** BEGIN Dataset records **

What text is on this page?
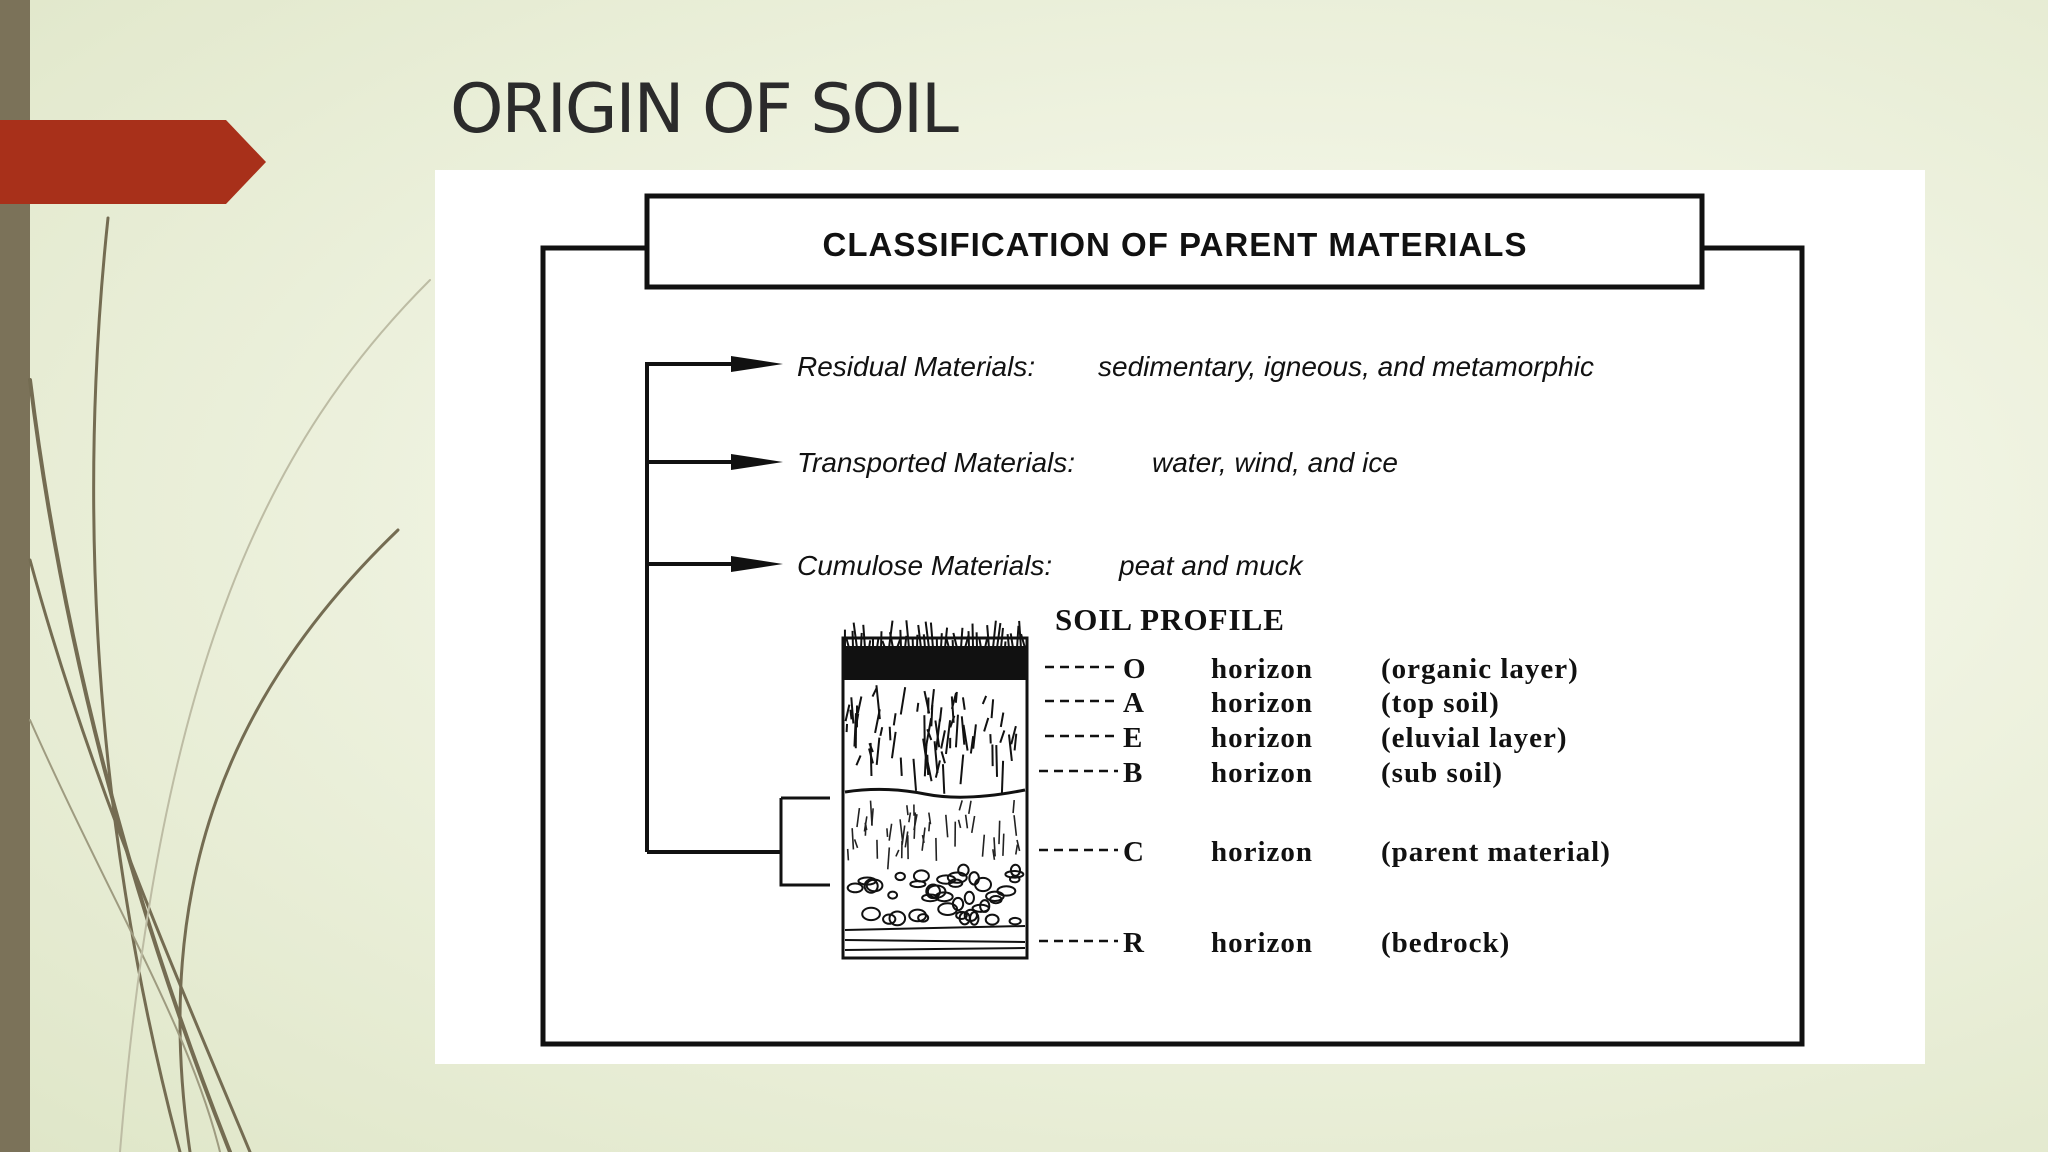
ORIGIN OF SOIL
CLASSIFICATION OF PARENT MATERIALS
Residual Materials: sedimentary, igneous, and metamorphic
Transported Materials:	water, wind, and ice
Cumulose Materials: peat and muck
SOIL PROFILE
O horizon (organic layer)
A horizon (top soil)
E horizon (eluvial layer)
B horizon (sub soil)
C horizon (parent material)
R horizon (bedrock)
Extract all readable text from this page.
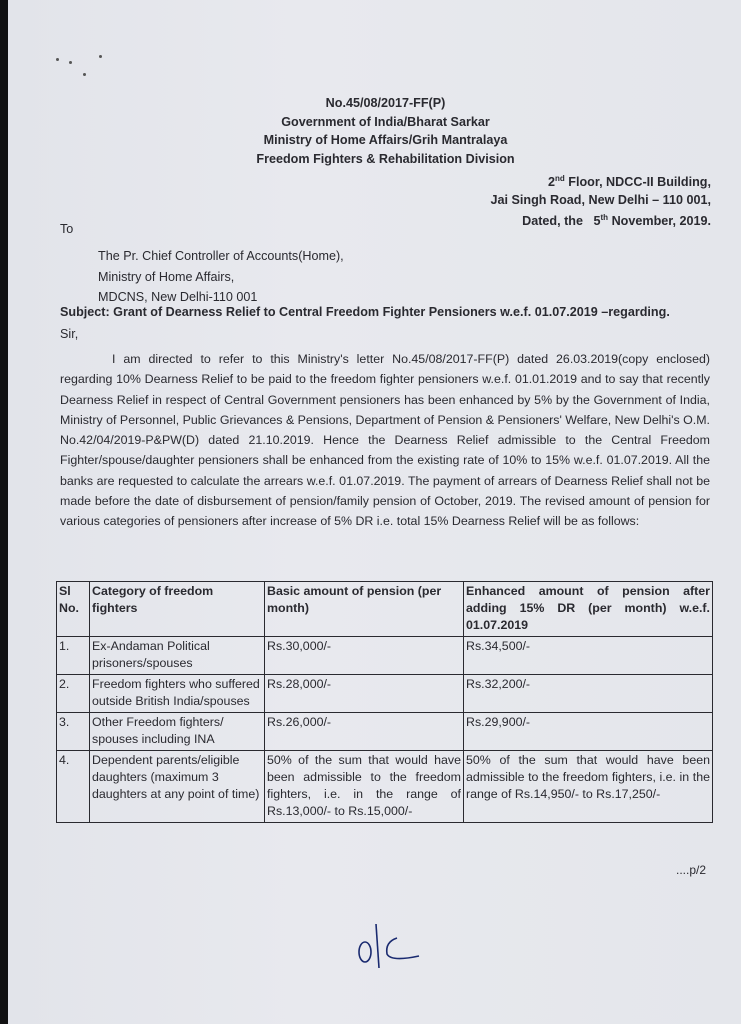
No.45/08/2017-FF(P)
Government of India/Bharat Sarkar
Ministry of Home Affairs/Grih Mantralaya
Freedom Fighters & Rehabilitation Division
2nd Floor, NDCC-II Building,
Jai Singh Road, New Delhi – 110 001,
Dated, the 5th November, 2019.
To
The Pr. Chief Controller of Accounts(Home),
Ministry of Home Affairs,
MDCNS, New Delhi-110 001
Subject: Grant of Dearness Relief to Central Freedom Fighter Pensioners w.e.f. 01.07.2019 –regarding.
Sir,
I am directed to refer to this Ministry's letter No.45/08/2017-FF(P) dated 26.03.2019(copy enclosed) regarding 10% Dearness Relief to be paid to the freedom fighter pensioners w.e.f. 01.01.2019 and to say that recently Dearness Relief in respect of Central Government pensioners has been enhanced by 5% by the Government of India, Ministry of Personnel, Public Grievances & Pensions, Department of Pension & Pensioners' Welfare, New Delhi's O.M. No.42/04/2019-P&PW(D) dated 21.10.2019. Hence the Dearness Relief admissible to the Central Freedom Fighter/spouse/daughter pensioners shall be enhanced from the existing rate of 10% to 15% w.e.f. 01.07.2019. All the banks are requested to calculate the arrears w.e.f. 01.07.2019. The payment of arrears of Dearness Relief shall not be made before the date of disbursement of pension/family pension of October, 2019. The revised amount of pension for various categories of pensioners after increase of 5% DR i.e. total 15% Dearness Relief will be as follows:
Sl No.	Category of freedom fighters	Basic amount of pension (per month)	Enhanced amount of pension after adding 15% DR (per month) w.e.f.
01.07.2019

1.	Ex-Andaman Political prisoners/spouses	Rs.30,000/-	Rs.34,500/-
2.	Freedom fighters who suffered outside British India/spouses	Rs.28,000/-	Rs.32,200/-
3.	Other Freedom fighters/ spouses including INA	Rs.26,000/-	Rs.29,900/-
4.	Dependent parents/eligible daughters (maximum 3 daughters at any point of time)	50% of the sum that would have been admissible to the freedom fighters, i.e. in the range of Rs.13,000/- to Rs.15,000/-	50% of the sum that would have been admissible to the freedom fighters, i.e. in the range of Rs.14,950/- to Rs.17,250/-
....p/2
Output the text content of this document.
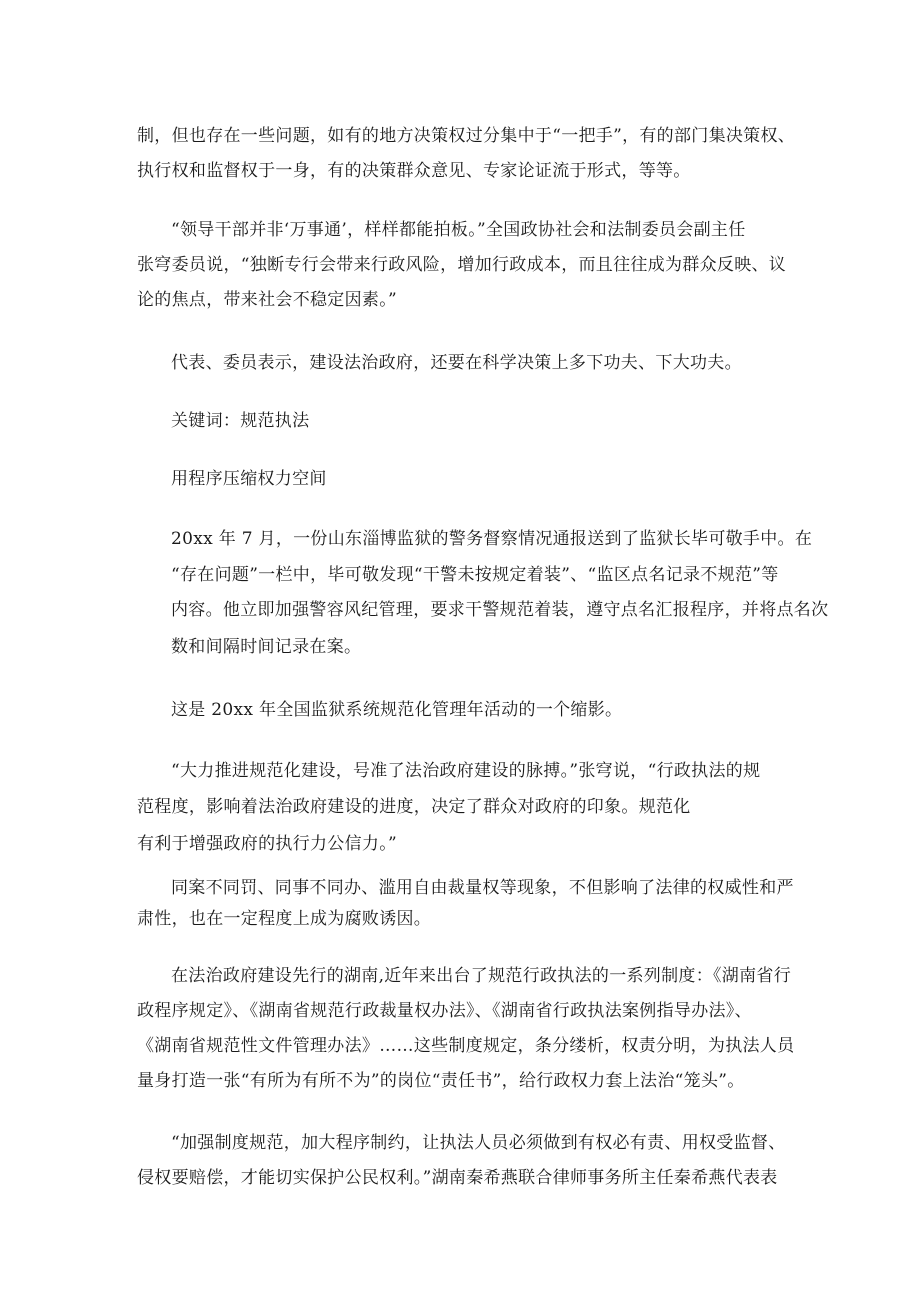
制，但也存在一些问题，如有的地方决策权过分集中于“一把手”，有的部门集决策权、
执行权和监督权于一身，有的决策群众意见、专家论证流于形式，等等。
“领导干部并非‘万事通’，样样都能拍板。”全国政协社会和法制委员会副主任
张穹委员说，“独断专行会带来行政风险，增加行政成本，而且往往成为群众反映、议
论的焦点，带来社会不稳定因素。”
代表、委员表示，建设法治政府，还要在科学决策上多下功夫、下大功夫。
关键词：规范执法
用程序压缩权力空间
20xx 年 7 月，一份山东淄博监狱的警务督察情况通报送到了监狱长毕可敬手中。在
“存在问题”一栏中，毕可敬发现“干警未按规定着装”、“监区点名记录不规范”等
内容。他立即加强警容风纪管理，要求干警规范着装，遵守点名汇报程序，并将点名次
数和间隔时间记录在案。
这是 20xx 年全国监狱系统规范化管理年活动的一个缩影。
“大力推进规范化建设，号准了法治政府建设的脉搏。”张穹说，“行政执法的规
范程度，影响着法治政府建设的进度，决定了群众对政府的印象。规范化
有利于增强政府的执行力公信力。”
同案不同罚、同事不同办、滥用自由裁量权等现象，不但影响了法律的权威性和严
肃性，也在一定程度上成为腐败诱因。
在法治政府建设先行的湖南,近年来出台了规范行政执法的一系列制度：《湖南省行
政程序规定》、《湖南省规范行政裁量权办法》、《湖南省行政执法案例指导办法》、
《湖南省规范性文件管理办法》……这些制度规定，条分缕析，权责分明，为执法人员
量身打造一张“有所为有所不为”的岗位“责任书”，给行政权力套上法治“笼头”。
“加强制度规范，加大程序制约，让执法人员必须做到有权必有责、用权受监督、
侵权要赔偿，才能切实保护公民权利。”湖南秦希燕联合律师事务所主任秦希燕代表表
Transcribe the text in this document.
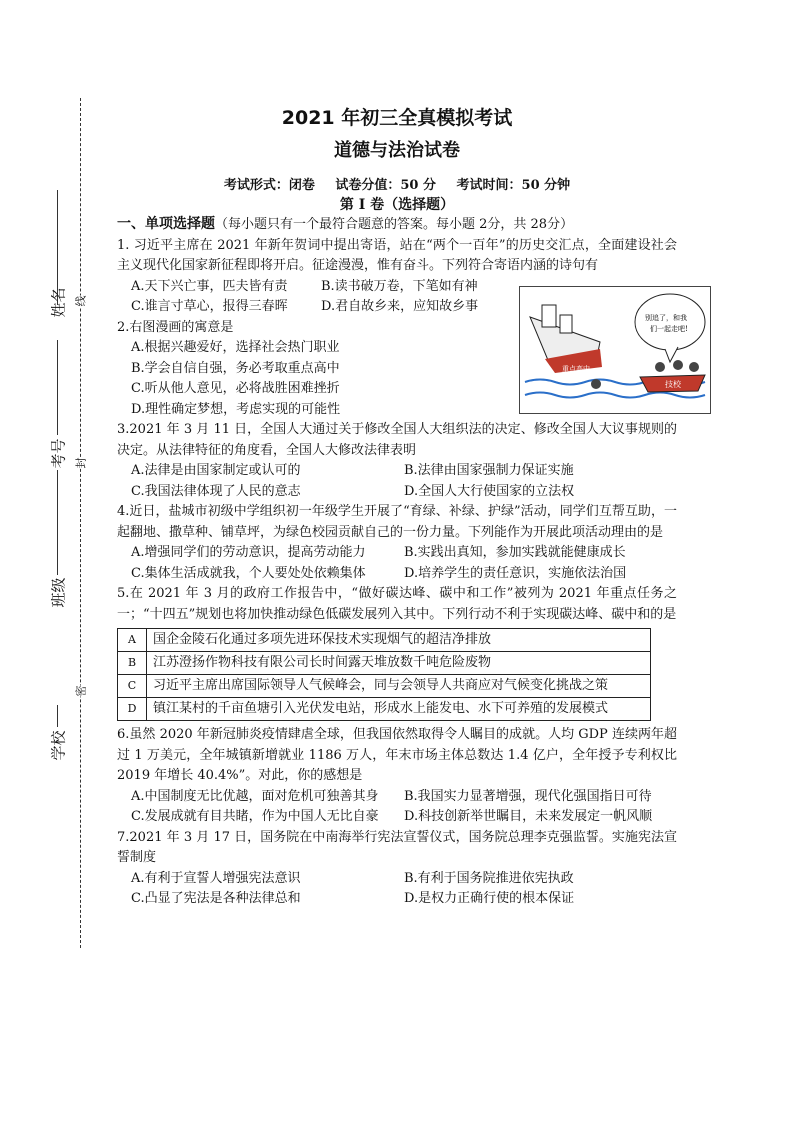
姓名
考号
班级
学校
线
封
密
2021 年初三全真模拟考试
道德与法治试卷
考试形式：闭卷 试卷分值：50 分 考试时间：50 分钟
第 I 卷（选择题）
重点高中
技校
别追了，和我
们一起走吧!
一、单项选择题（每小题只有一个最符合题意的答案。每小题 2分，共 28分）
1. 习近平主席在 2021 年新年贺词中提出寄语，站在“两个一百年”的历史交汇点，全面建设社会主义现代化国家新征程即将开启。征途漫漫，惟有奋斗。下列符合寄语内涵的诗句有
A.天下兴亡事，匹夫皆有责	B.读书破万卷，下笔如有神
C.谁言寸草心，报得三春晖	D.君自故乡来，应知故乡事
2.右图漫画的寓意是
A.根据兴趣爱好，选择社会热门职业
B.学会自信自强，务必考取重点高中
C.听从他人意见，必将战胜困难挫折
D.理性确定梦想，考虑实现的可能性
3.2021 年 3 月 11 日，全国人大通过关于修改全国人大组织法的决定、修改全国人大议事规则的决定。从法律特征的角度看，全国人大修改法律表明
A.法律是由国家制定或认可的	B.法律由国家强制力保证实施
C.我国法律体现了人民的意志	D.全国人大行使国家的立法权
4.近日，盐城市初级中学组织初一年级学生开展了“育绿、补绿、护绿”活动，同学们互帮互助，一起翻地、撒草种、铺草坪，为绿色校园贡献自己的一份力量。下列能作为开展此项活动理由的是
A.增强同学们的劳动意识，提高劳动能力	B.实践出真知，参加实践就能健康成长
C.集体生活成就我，个人要处处依赖集体	D.培养学生的责任意识，实施依法治国
5.在 2021 年 3 月的政府工作报告中，“做好碳达峰、碳中和工作”被列为 2021 年重点任务之一；“十四五”规划也将加快推动绿色低碳发展列入其中。下列行动不利于实现碳达峰、碳中和的是
A	国企金陵石化通过多项先进环保技术实现烟气的超洁净排放
B	江苏澄扬作物科技有限公司长时间露天堆放数千吨危险废物
C	习近平主席出席国际领导人气候峰会，同与会领导人共商应对气候变化挑战之策
D	镇江某村的千亩鱼塘引入光伏发电站，形成水上能发电、水下可养殖的发展模式
6.虽然 2020 年新冠肺炎疫情肆虐全球，但我国依然取得令人瞩目的成就。人均 GDP 连续两年超过 1 万美元，全年城镇新增就业 1186 万人，年末市场主体总数达 1.4 亿户，全年授予专利权比 2019 年增长 40.4%”。对此，你的感想是
A.中国制度无比优越，面对危机可独善其身	B.我国实力显著增强，现代化强国指日可待
C.发展成就有目共睹，作为中国人无比自豪	D.科技创新举世瞩目，未来发展定一帆风顺
7.2021 年 3 月 17 日，国务院在中南海举行宪法宣誓仪式，国务院总理李克强监誓。实施宪法宣誓制度
A.有利于宣誓人增强宪法意识	B.有利于国务院推进依宪执政
C.凸显了宪法是各种法律总和	D.是权力正确行使的根本保证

** END Dataset records **

Instruction: Retype the whole listing, keeping every line identical and omitting all pictures.

Answer:
What text is on this page?
ORIGIN OF SOIL
CLASSIFICATION OF PARENT MATERIALS
Residual Materials: sedimentary, igneous, and metamorphic
Transported Materials:	water, wind, and ice
Cumulose Materials: peat and muck
SOIL PROFILE
O horizon (organic layer)
A horizon (top soil)
E horizon (eluvial layer)
B horizon (sub soil)
C horizon (parent material)
R horizon (bedrock)
Extract all readable text from this page.
No.45/08/2017-FF(P)
Government of India/Bharat Sarkar
Ministry of Home Affairs/Grih Mantralaya
Freedom Fighters & Rehabilitation Division
2nd Floor, NDCC-II Building,
Jai Singh Road, New Delhi – 110 001,
Dated, the 5th November, 2019.
To
The Pr. Chief Controller of Accounts(Home),
Ministry of Home Affairs,
MDCNS, New Delhi-110 001
Subject: Grant of Dearness Relief to Central Freedom Fighter Pensioners w.e.f. 01.07.2019 –regarding.
Sir,
I am directed to refer to this Ministry's letter No.45/08/2017-FF(P) dated 26.03.2019(copy enclosed) regarding 10% Dearness Relief to be paid to the freedom fighter pensioners w.e.f. 01.01.2019 and to say that recently Dearness Relief in respect of Central Government pensioners has been enhanced by 5% by the Government of India, Ministry of Personnel, Public Grievances & Pensions, Department of Pension & Pensioners' Welfare, New Delhi's O.M. No.42/04/2019-P&PW(D) dated 21.10.2019. Hence the Dearness Relief admissible to the Central Freedom Fighter/spouse/daughter pensioners shall be enhanced from the existing rate of 10% to 15% w.e.f. 01.07.2019. All the banks are requested to calculate the arrears w.e.f. 01.07.2019. The payment of arrears of Dearness Relief shall not be made before the date of disbursement of pension/family pension of October, 2019. The revised amount of pension for various categories of pensioners after increase of 5% DR i.e. total 15% Dearness Relief will be as follows:
Sl No.	Category of freedom fighters	Basic amount of pension (per month)	Enhanced amount of pension after adding 15% DR (per month) w.e.f.
01.07.2019

1.	Ex-Andaman Political prisoners/spouses	Rs.30,000/-	Rs.34,500/-
2.	Freedom fighters who suffered outside British India/spouses	Rs.28,000/-	Rs.32,200/-
3.	Other Freedom fighters/ spouses including INA	Rs.26,000/-	Rs.29,900/-
4.	Dependent parents/eligible daughters (maximum 3 daughters at any point of time)	50% of the sum that would have been admissible to the freedom fighters, i.e. in the range of Rs.13,000/- to Rs.15,000/-	50% of the sum that would have been admissible to the freedom fighters, i.e. in the range of Rs.14,950/- to Rs.17,250/-
....p/2
Output the text content of this document.
制，但也存在一些问题，如有的地方决策权过分集中于“一把手”，有的部门集决策权、
执行权和监督权于一身，有的决策群众意见、专家论证流于形式，等等。
“领导干部并非‘万事通’，样样都能拍板。”全国政协社会和法制委员会副主任
张穹委员说，“独断专行会带来行政风险，增加行政成本，而且往往成为群众反映、议
论的焦点，带来社会不稳定因素。”
代表、委员表示，建设法治政府，还要在科学决策上多下功夫、下大功夫。
关键词：规范执法
用程序压缩权力空间
20xx 年 7 月，一份山东淄博监狱的警务督察情况通报送到了监狱长毕可敬手中。在
“存在问题”一栏中，毕可敬发现“干警未按规定着装”、“监区点名记录不规范”等
内容。他立即加强警容风纪管理，要求干警规范着装，遵守点名汇报程序，并将点名次
数和间隔时间记录在案。
这是 20xx 年全国监狱系统规范化管理年活动的一个缩影。
“大力推进规范化建设，号准了法治政府建设的脉搏。”张穹说，“行政执法的规
范程度，影响着法治政府建设的进度，决定了群众对政府的印象。规范化
有利于增强政府的执行力公信力。”
同案不同罚、同事不同办、滥用自由裁量权等现象，不但影响了法律的权威性和严
肃性，也在一定程度上成为腐败诱因。
在法治政府建设先行的湖南,近年来出台了规范行政执法的一系列制度：《湖南省行
政程序规定》、《湖南省规范行政裁量权办法》、《湖南省行政执法案例指导办法》、
《湖南省规范性文件管理办法》……这些制度规定，条分缕析，权责分明，为执法人员
量身打造一张“有所为有所不为”的岗位“责任书”，给行政权力套上法治“笼头”。
“加强制度规范，加大程序制约，让执法人员必须做到有权必有责、用权受监督、
侵权要赔偿，才能切实保护公民权利。”湖南秦希燕联合律师事务所主任秦希燕代表表
Transcribe the text in this document.
姓名
考号
班级
学校
线
封
密
2021 年初三全真模拟考试
道德与法治试卷
考试形式：闭卷 试卷分值：50 分 考试时间：50 分钟
第 I 卷（选择题）
重点高中
技校
别追了，和我
们一起走吧!
一、单项选择题（每小题只有一个最符合题意的答案。每小题 2分，共 28分）
1. 习近平主席在 2021 年新年贺词中提出寄语，站在“两个一百年”的历史交汇点，全面建设社会主义现代化国家新征程即将开启。征途漫漫，惟有奋斗。下列符合寄语内涵的诗句有
A.天下兴亡事，匹夫皆有责	B.读书破万卷，下笔如有神
C.谁言寸草心，报得三春晖	D.君自故乡来，应知故乡事
2.右图漫画的寓意是
A.根据兴趣爱好，选择社会热门职业
B.学会自信自强，务必考取重点高中
C.听从他人意见，必将战胜困难挫折
D.理性确定梦想，考虑实现的可能性
3.2021 年 3 月 11 日，全国人大通过关于修改全国人大组织法的决定、修改全国人大议事规则的决定。从法律特征的角度看，全国人大修改法律表明
A.法律是由国家制定或认可的	B.法律由国家强制力保证实施
C.我国法律体现了人民的意志	D.全国人大行使国家的立法权
4.近日，盐城市初级中学组织初一年级学生开展了“育绿、补绿、护绿”活动，同学们互帮互助，一起翻地、撒草种、铺草坪，为绿色校园贡献自己的一份力量。下列能作为开展此项活动理由的是
A.增强同学们的劳动意识，提高劳动能力	B.实践出真知，参加实践就能健康成长
C.集体生活成就我，个人要处处依赖集体	D.培养学生的责任意识，实施依法治国
5.在 2021 年 3 月的政府工作报告中，“做好碳达峰、碳中和工作”被列为 2021 年重点任务之一；“十四五”规划也将加快推动绿色低碳发展列入其中。下列行动不利于实现碳达峰、碳中和的是
A	国企金陵石化通过多项先进环保技术实现烟气的超洁净排放
B	江苏澄扬作物科技有限公司长时间露天堆放数千吨危险废物
C	习近平主席出席国际领导人气候峰会，同与会领导人共商应对气候变化挑战之策
D	镇江某村的千亩鱼塘引入光伏发电站，形成水上能发电、水下可养殖的发展模式
6.虽然 2020 年新冠肺炎疫情肆虐全球，但我国依然取得令人瞩目的成就。人均 GDP 连续两年超过 1 万美元，全年城镇新增就业 1186 万人，年末市场主体总数达 1.4 亿户，全年授予专利权比 2019 年增长 40.4%”。对此，你的感想是
A.中国制度无比优越，面对危机可独善其身	B.我国实力显著增强，现代化强国指日可待
C.发展成就有目共睹，作为中国人无比自豪	D.科技创新举世瞩目，未来发展定一帆风顺
7.2021 年 3 月 17 日，国务院在中南海举行宪法宣誓仪式，国务院总理李克强监誓。实施宪法宣誓制度
A.有利于宣誓人增强宪法意识	B.有利于国务院推进依宪执政
C.凸显了宪法是各种法律总和	D.是权力正确行使的根本保证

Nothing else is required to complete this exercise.